--- ITEMS ---

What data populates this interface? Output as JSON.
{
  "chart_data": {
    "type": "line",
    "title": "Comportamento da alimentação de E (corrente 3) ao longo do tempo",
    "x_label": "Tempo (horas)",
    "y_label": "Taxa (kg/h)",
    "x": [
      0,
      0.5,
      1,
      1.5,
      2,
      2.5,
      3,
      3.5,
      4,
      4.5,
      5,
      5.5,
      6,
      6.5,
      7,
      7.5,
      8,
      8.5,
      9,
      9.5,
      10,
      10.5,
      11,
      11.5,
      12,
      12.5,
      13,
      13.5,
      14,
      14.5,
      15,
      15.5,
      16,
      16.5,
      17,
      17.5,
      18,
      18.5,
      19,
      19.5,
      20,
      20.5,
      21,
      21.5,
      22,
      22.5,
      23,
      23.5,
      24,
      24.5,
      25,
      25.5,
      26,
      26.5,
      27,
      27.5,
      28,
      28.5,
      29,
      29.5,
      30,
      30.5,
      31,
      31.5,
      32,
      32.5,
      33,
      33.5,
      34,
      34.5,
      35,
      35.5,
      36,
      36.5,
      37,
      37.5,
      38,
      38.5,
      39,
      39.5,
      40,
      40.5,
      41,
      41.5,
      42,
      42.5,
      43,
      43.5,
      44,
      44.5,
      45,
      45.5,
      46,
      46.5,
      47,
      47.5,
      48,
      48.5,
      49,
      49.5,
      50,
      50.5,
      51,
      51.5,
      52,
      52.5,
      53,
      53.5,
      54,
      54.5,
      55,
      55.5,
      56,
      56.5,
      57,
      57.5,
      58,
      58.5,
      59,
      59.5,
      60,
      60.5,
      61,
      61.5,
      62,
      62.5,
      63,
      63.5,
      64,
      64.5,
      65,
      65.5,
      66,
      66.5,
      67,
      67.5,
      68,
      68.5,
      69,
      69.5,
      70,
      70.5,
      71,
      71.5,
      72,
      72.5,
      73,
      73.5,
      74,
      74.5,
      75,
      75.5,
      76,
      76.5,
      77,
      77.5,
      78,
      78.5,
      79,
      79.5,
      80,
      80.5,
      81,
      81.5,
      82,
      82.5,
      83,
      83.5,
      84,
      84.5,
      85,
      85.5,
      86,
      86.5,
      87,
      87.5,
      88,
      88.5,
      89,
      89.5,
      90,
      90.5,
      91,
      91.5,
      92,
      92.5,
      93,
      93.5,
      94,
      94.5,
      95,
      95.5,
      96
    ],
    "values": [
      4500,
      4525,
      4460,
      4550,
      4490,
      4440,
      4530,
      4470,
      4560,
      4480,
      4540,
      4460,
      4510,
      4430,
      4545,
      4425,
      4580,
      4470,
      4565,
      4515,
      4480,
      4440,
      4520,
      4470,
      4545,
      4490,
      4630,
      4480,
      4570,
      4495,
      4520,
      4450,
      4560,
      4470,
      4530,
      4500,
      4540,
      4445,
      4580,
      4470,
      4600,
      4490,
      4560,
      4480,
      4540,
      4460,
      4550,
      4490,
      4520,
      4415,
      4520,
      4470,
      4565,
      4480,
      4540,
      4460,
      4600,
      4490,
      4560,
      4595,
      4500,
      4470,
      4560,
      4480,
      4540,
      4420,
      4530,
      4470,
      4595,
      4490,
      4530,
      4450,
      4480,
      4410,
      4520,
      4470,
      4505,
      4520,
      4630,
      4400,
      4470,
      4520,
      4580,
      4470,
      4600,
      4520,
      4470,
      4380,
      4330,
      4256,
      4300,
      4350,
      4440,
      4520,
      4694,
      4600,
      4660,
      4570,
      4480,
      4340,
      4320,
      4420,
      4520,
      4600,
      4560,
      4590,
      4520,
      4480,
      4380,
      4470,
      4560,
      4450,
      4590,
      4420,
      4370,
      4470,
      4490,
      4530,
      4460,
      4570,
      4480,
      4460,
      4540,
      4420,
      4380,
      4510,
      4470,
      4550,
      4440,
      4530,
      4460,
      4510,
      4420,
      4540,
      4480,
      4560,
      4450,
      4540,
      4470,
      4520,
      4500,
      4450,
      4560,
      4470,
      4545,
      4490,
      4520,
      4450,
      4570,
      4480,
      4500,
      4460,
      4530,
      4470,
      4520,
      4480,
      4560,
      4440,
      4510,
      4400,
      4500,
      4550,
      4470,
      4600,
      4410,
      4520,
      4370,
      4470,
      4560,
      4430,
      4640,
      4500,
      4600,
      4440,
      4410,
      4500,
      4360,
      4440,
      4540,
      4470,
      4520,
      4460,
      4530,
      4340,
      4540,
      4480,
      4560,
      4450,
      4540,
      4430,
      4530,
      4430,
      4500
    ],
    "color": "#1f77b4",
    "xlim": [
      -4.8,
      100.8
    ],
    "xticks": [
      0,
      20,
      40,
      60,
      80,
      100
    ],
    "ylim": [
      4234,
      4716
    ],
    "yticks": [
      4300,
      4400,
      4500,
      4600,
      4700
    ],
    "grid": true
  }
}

---

AIM:
Nothing should be changed: write out all of the data as is.

OUTPUT OF THE TASK:
What data populates this interface? Output as JSON.
{
  "chart_data": {
    "type": "line",
    "title": "Comportamento da alimentação de E (corrente 3) ao longo do tempo",
    "x_label": "Tempo (horas)",
    "y_label": "Taxa (kg/h)",
    "x": [
      0,
      0.5,
      1,
      1.5,
      2,
      2.5,
      3,
      3.5,
      4,
      4.5,
      5,
      5.5,
      6,
      6.5,
      7,
      7.5,
      8,
      8.5,
      9,
      9.5,
      10,
      10.5,
      11,
      11.5,
      12,
      12.5,
      13,
      13.5,
      14,
      14.5,
      15,
      15.5,
      16,
      16.5,
      17,
      17.5,
      18,
      18.5,
      19,
      19.5,
      20,
      20.5,
      21,
      21.5,
      22,
      22.5,
      23,
      23.5,
      24,
      24.5,
      25,
      25.5,
      26,
      26.5,
      27,
      27.5,
      28,
      28.5,
      29,
      29.5,
      30,
      30.5,
      31,
      31.5,
      32,
      32.5,
      33,
      33.5,
      34,
      34.5,
      35,
      35.5,
      36,
      36.5,
      37,
      37.5,
      38,
      38.5,
      39,
      39.5,
      40,
      40.5,
      41,
      41.5,
      42,
      42.5,
      43,
      43.5,
      44,
      44.5,
      45,
      45.5,
      46,
      46.5,
      47,
      47.5,
      48,
      48.5,
      49,
      49.5,
      50,
      50.5,
      51,
      51.5,
      52,
      52.5,
      53,
      53.5,
      54,
      54.5,
      55,
      55.5,
      56,
      56.5,
      57,
      57.5,
      58,
      58.5,
      59,
      59.5,
      60,
      60.5,
      61,
      61.5,
      62,
      62.5,
      63,
      63.5,
      64,
      64.5,
      65,
      65.5,
      66,
      66.5,
      67,
      67.5,
      68,
      68.5,
      69,
      69.5,
      70,
      70.5,
      71,
      71.5,
      72,
      72.5,
      73,
      73.5,
      74,
      74.5,
      75,
      75.5,
      76,
      76.5,
      77,
      77.5,
      78,
      78.5,
      79,
      79.5,
      80,
      80.5,
      81,
      81.5,
      82,
      82.5,
      83,
      83.5,
      84,
      84.5,
      85,
      85.5,
      86,
      86.5,
      87,
      87.5,
      88,
      88.5,
      89,
      89.5,
      90,
      90.5,
      91,
      91.5,
      92,
      92.5,
      93,
      93.5,
      94,
      94.5,
      95,
      95.5,
      96
    ],
    "values": [
      4500,
      4525,
      4460,
      4550,
      4490,
      4440,
      4530,
      4470,
      4560,
      4480,
      4540,
      4460,
      4510,
      4430,
      4545,
      4425,
      4580,
      4470,
      4565,
      4515,
      4480,
      4440,
      4520,
      4470,
      4545,
      4490,
      4630,
      4480,
      4570,
      4495,
      4520,
      4450,
      4560,
      4470,
      4530,
      4500,
      4540,
      4445,
      4580,
      4470,
      4600,
      4490,
      4560,
      4480,
      4540,
      4460,
      4550,
      4490,
      4520,
      4415,
      4520,
      4470,
      4565,
      4480,
      4540,
      4460,
      4600,
      4490,
      4560,
      4595,
      4500,
      4470,
      4560,
      4480,
      4540,
      4420,
      4530,
      4470,
      4595,
      4490,
      4530,
      4450,
      4480,
      4410,
      4520,
      4470,
      4505,
      4520,
      4630,
      4400,
      4470,
      4520,
      4580,
      4470,
      4600,
      4520,
      4470,
      4380,
      4330,
      4256,
      4300,
      4350,
      4440,
      4520,
      4694,
      4600,
      4660,
      4570,
      4480,
      4340,
      4320,
      4420,
      4520,
      4600,
      4560,
      4590,
      4520,
      4480,
      4380,
      4470,
      4560,
      4450,
      4590,
      4420,
      4370,
      4470,
      4490,
      4530,
      4460,
      4570,
      4480,
      4460,
      4540,
      4420,
      4380,
      4510,
      4470,
      4550,
      4440,
      4530,
      4460,
      4510,
      4420,
      4540,
      4480,
      4560,
      4450,
      4540,
      4470,
      4520,
      4500,
      4450,
      4560,
      4470,
      4545,
      4490,
      4520,
      4450,
      4570,
      4480,
      4500,
      4460,
      4530,
      4470,
      4520,
      4480,
      4560,
      4440,
      4510,
      4400,
      4500,
      4550,
      4470,
      4600,
      4410,
      4520,
      4370,
      4470,
      4560,
      4430,
      4640,
      4500,
      4600,
      4440,
      4410,
      4500,
      4360,
      4440,
      4540,
      4470,
      4520,
      4460,
      4530,
      4340,
      4540,
      4480,
      4560,
      4450,
      4540,
      4430,
      4530,
      4430,
      4500
    ],
    "color": "#1f77b4",
    "xlim": [
      -4.8,
      100.8
    ],
    "xticks": [
      0,
      20,
      40,
      60,
      80,
      100
    ],
    "ylim": [
      4234,
      4716
    ],
    "yticks": [
      4300,
      4400,
      4500,
      4600,
      4700
    ],
    "grid": true
  }
}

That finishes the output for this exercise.